Reproduce each line that includes the word "active".

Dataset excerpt
────────

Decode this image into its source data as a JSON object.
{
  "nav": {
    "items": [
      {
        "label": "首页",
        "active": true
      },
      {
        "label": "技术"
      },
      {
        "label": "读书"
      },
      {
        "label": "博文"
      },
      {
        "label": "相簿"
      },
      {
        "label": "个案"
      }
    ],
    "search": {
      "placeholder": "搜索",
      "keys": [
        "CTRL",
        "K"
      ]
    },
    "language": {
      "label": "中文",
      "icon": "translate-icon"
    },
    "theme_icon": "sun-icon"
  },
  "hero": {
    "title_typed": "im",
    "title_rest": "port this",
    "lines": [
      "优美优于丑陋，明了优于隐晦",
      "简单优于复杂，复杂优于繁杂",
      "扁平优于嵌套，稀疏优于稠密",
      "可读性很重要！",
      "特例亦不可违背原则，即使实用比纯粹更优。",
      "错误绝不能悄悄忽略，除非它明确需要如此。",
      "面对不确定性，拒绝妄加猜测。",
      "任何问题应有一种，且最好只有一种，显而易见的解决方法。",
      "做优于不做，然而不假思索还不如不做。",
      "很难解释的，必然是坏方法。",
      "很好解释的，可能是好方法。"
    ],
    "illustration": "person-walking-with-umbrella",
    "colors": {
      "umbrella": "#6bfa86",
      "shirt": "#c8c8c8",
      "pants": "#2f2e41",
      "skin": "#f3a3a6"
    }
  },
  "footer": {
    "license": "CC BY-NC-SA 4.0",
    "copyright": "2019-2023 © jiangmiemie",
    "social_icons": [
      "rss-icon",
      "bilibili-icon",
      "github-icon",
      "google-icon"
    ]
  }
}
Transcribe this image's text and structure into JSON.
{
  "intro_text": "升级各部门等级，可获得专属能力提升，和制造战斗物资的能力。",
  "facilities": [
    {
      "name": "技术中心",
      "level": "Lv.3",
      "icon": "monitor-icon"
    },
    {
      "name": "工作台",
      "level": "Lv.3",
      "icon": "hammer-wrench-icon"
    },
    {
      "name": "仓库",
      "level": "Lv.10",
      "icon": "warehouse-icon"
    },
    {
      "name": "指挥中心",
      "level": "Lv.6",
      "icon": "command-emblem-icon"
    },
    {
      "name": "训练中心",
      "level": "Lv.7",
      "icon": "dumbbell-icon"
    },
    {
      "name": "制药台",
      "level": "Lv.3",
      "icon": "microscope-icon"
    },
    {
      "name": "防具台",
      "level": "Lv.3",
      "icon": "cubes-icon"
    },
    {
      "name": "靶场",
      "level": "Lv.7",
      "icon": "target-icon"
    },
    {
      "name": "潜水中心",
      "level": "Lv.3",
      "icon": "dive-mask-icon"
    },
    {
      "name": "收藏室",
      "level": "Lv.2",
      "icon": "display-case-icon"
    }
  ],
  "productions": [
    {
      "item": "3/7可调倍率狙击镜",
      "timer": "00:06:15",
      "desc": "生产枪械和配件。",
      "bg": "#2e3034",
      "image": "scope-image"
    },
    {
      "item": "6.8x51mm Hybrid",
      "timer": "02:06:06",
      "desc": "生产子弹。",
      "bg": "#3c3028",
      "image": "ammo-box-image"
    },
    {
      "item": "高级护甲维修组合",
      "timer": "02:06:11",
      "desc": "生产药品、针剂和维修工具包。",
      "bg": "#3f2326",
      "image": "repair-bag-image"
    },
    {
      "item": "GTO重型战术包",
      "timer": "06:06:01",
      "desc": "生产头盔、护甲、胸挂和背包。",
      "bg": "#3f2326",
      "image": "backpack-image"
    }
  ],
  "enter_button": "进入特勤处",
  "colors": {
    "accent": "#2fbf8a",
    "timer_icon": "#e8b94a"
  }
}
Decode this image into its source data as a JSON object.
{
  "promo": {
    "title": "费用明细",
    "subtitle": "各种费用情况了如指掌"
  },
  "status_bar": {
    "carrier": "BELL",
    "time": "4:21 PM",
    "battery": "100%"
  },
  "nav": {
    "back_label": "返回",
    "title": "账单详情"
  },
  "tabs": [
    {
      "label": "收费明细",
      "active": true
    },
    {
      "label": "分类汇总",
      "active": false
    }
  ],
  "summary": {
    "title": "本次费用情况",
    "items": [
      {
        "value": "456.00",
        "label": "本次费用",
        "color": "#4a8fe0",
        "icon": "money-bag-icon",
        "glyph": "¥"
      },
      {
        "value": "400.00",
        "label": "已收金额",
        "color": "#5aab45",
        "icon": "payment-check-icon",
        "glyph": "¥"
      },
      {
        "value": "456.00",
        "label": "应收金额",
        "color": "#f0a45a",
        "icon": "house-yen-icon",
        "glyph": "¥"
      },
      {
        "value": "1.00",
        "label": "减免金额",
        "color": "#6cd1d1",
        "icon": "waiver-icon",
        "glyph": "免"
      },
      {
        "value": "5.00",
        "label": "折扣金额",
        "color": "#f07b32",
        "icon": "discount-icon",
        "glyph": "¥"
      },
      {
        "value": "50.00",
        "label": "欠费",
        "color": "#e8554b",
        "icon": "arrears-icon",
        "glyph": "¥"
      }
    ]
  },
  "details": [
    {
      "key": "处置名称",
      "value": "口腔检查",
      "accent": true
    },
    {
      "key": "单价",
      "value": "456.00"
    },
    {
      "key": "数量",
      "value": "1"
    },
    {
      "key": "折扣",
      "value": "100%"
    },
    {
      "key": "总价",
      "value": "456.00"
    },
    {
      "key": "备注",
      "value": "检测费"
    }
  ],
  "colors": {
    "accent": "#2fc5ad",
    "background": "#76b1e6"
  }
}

────────

- [Correct result]:
        "active": true
      "active": true
      "active": false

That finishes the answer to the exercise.